> Exercise description: Write out the data again in full, exactly as it reads.

> Exercise data:
━━━
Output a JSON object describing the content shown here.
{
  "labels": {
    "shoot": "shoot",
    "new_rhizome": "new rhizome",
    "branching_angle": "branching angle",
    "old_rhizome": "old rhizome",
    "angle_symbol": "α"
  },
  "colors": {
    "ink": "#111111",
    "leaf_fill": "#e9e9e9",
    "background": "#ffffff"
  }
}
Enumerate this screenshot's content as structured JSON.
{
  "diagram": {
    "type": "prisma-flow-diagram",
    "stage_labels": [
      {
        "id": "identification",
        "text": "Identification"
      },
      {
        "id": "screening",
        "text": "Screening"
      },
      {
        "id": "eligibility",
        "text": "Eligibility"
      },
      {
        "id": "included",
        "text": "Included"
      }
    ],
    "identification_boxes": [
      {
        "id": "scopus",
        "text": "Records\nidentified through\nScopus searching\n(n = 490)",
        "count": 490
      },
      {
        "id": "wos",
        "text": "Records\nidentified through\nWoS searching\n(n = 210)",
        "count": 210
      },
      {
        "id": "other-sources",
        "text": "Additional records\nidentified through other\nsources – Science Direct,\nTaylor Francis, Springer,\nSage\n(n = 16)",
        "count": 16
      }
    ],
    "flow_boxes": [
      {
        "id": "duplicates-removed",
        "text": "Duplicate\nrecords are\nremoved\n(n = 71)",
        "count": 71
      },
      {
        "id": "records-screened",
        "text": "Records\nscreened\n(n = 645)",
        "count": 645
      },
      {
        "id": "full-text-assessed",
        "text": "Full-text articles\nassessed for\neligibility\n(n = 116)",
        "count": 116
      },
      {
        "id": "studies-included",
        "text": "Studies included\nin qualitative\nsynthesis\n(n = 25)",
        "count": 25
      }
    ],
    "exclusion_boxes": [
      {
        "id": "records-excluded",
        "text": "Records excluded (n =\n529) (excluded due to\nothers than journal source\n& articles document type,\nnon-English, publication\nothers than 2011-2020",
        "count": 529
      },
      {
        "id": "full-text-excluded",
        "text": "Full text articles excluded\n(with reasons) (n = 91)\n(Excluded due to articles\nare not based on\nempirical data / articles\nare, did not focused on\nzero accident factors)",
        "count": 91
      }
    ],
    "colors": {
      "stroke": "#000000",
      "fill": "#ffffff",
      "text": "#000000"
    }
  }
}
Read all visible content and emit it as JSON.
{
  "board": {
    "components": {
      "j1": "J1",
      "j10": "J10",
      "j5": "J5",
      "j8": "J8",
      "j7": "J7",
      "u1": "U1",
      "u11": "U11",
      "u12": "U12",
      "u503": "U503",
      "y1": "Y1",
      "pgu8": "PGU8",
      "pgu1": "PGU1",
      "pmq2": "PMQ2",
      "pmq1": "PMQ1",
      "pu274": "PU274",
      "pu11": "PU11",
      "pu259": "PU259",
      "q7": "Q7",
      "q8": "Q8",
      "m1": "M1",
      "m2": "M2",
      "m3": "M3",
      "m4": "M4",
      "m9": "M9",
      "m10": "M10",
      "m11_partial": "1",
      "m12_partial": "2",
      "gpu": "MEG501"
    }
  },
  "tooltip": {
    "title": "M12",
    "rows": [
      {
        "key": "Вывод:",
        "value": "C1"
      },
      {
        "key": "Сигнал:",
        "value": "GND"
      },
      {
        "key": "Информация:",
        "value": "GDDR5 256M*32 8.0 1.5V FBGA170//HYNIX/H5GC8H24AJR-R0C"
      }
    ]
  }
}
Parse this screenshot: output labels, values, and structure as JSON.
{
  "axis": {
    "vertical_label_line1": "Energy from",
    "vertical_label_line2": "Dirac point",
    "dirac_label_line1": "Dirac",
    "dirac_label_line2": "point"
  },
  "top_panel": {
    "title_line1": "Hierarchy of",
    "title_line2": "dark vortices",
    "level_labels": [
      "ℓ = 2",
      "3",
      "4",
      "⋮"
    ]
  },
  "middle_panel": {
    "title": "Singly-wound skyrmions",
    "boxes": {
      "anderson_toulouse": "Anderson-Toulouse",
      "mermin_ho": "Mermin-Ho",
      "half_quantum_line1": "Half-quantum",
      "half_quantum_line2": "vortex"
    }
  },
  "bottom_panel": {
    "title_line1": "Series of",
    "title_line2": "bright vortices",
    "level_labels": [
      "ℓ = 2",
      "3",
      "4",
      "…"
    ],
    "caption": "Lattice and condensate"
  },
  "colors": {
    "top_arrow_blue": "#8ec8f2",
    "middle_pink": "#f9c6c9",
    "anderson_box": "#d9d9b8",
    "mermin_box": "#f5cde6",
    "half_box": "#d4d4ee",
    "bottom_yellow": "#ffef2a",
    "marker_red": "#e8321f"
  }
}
━━━
> Written response:
Output a JSON object describing the content shown here.
{
  "labels": {
    "shoot": "shoot",
    "new_rhizome": "new rhizome",
    "branching_angle": "branching angle",
    "old_rhizome": "old rhizome",
    "angle_symbol": "α"
  },
  "colors": {
    "ink": "#111111",
    "leaf_fill": "#e9e9e9",
    "background": "#ffffff"
  }
}
Enumerate this screenshot's content as structured JSON.
{
  "diagram": {
    "type": "prisma-flow-diagram",
    "stage_labels": [
      {
        "id": "identification",
        "text": "Identification"
      },
      {
        "id": "screening",
        "text": "Screening"
      },
      {
        "id": "eligibility",
        "text": "Eligibility"
      },
      {
        "id": "included",
        "text": "Included"
      }
    ],
    "identification_boxes": [
      {
        "id": "scopus",
        "text": "Records\nidentified through\nScopus searching\n(n = 490)",
        "count": 490
      },
      {
        "id": "wos",
        "text": "Records\nidentified through\nWoS searching\n(n = 210)",
        "count": 210
      },
      {
        "id": "other-sources",
        "text": "Additional records\nidentified through other\nsources – Science Direct,\nTaylor Francis, Springer,\nSage\n(n = 16)",
        "count": 16
      }
    ],
    "flow_boxes": [
      {
        "id": "duplicates-removed",
        "text": "Duplicate\nrecords are\nremoved\n(n = 71)",
        "count": 71
      },
      {
        "id": "records-screened",
        "text": "Records\nscreened\n(n = 645)",
        "count": 645
      },
      {
        "id": "full-text-assessed",
        "text": "Full-text articles\nassessed for\neligibility\n(n = 116)",
        "count": 116
      },
      {
        "id": "studies-included",
        "text": "Studies included\nin qualitative\nsynthesis\n(n = 25)",
        "count": 25
      }
    ],
    "exclusion_boxes": [
      {
        "id": "records-excluded",
        "text": "Records excluded (n =\n529) (excluded due to\nothers than journal source\n& articles document type,\nnon-English, publication\nothers than 2011-2020",
        "count": 529
      },
      {
        "id": "full-text-excluded",
        "text": "Full text articles excluded\n(with reasons) (n = 91)\n(Excluded due to articles\nare not based on\nempirical data / articles\nare, did not focused on\nzero accident factors)",
        "count": 91
      }
    ],
    "colors": {
      "stroke": "#000000",
      "fill": "#ffffff",
      "text": "#000000"
    }
  }
}
Read all visible content and emit it as JSON.
{
  "board": {
    "components": {
      "j1": "J1",
      "j10": "J10",
      "j5": "J5",
      "j8": "J8",
      "j7": "J7",
      "u1": "U1",
      "u11": "U11",
      "u12": "U12",
      "u503": "U503",
      "y1": "Y1",
      "pgu8": "PGU8",
      "pgu1": "PGU1",
      "pmq2": "PMQ2",
      "pmq1": "PMQ1",
      "pu274": "PU274",
      "pu11": "PU11",
      "pu259": "PU259",
      "q7": "Q7",
      "q8": "Q8",
      "m1": "M1",
      "m2": "M2",
      "m3": "M3",
      "m4": "M4",
      "m9": "M9",
      "m10": "M10",
      "m11_partial": "1",
      "m12_partial": "2",
      "gpu": "MEG501"
    }
  },
  "tooltip": {
    "title": "M12",
    "rows": [
      {
        "key": "Вывод:",
        "value": "C1"
      },
      {
        "key": "Сигнал:",
        "value": "GND"
      },
      {
        "key": "Информация:",
        "value": "GDDR5 256M*32 8.0 1.5V FBGA170//HYNIX/H5GC8H24AJR-R0C"
      }
    ]
  }
}
Parse this screenshot: output labels, values, and structure as JSON.
{
  "axis": {
    "vertical_label_line1": "Energy from",
    "vertical_label_line2": "Dirac point",
    "dirac_label_line1": "Dirac",
    "dirac_label_line2": "point"
  },
  "top_panel": {
    "title_line1": "Hierarchy of",
    "title_line2": "dark vortices",
    "level_labels": [
      "ℓ = 2",
      "3",
      "4",
      "⋮"
    ]
  },
  "middle_panel": {
    "title": "Singly-wound skyrmions",
    "boxes": {
      "anderson_toulouse": "Anderson-Toulouse",
      "mermin_ho": "Mermin-Ho",
      "half_quantum_line1": "Half-quantum",
      "half_quantum_line2": "vortex"
    }
  },
  "bottom_panel": {
    "title_line1": "Series of",
    "title_line2": "bright vortices",
    "level_labels": [
      "ℓ = 2",
      "3",
      "4",
      "…"
    ],
    "caption": "Lattice and condensate"
  },
  "colors": {
    "top_arrow_blue": "#8ec8f2",
    "middle_pink": "#f9c6c9",
    "anderson_box": "#d9d9b8",
    "mermin_box": "#f5cde6",
    "half_box": "#d4d4ee",
    "bottom_yellow": "#ffef2a",
    "marker_red": "#e8321f"
  }
}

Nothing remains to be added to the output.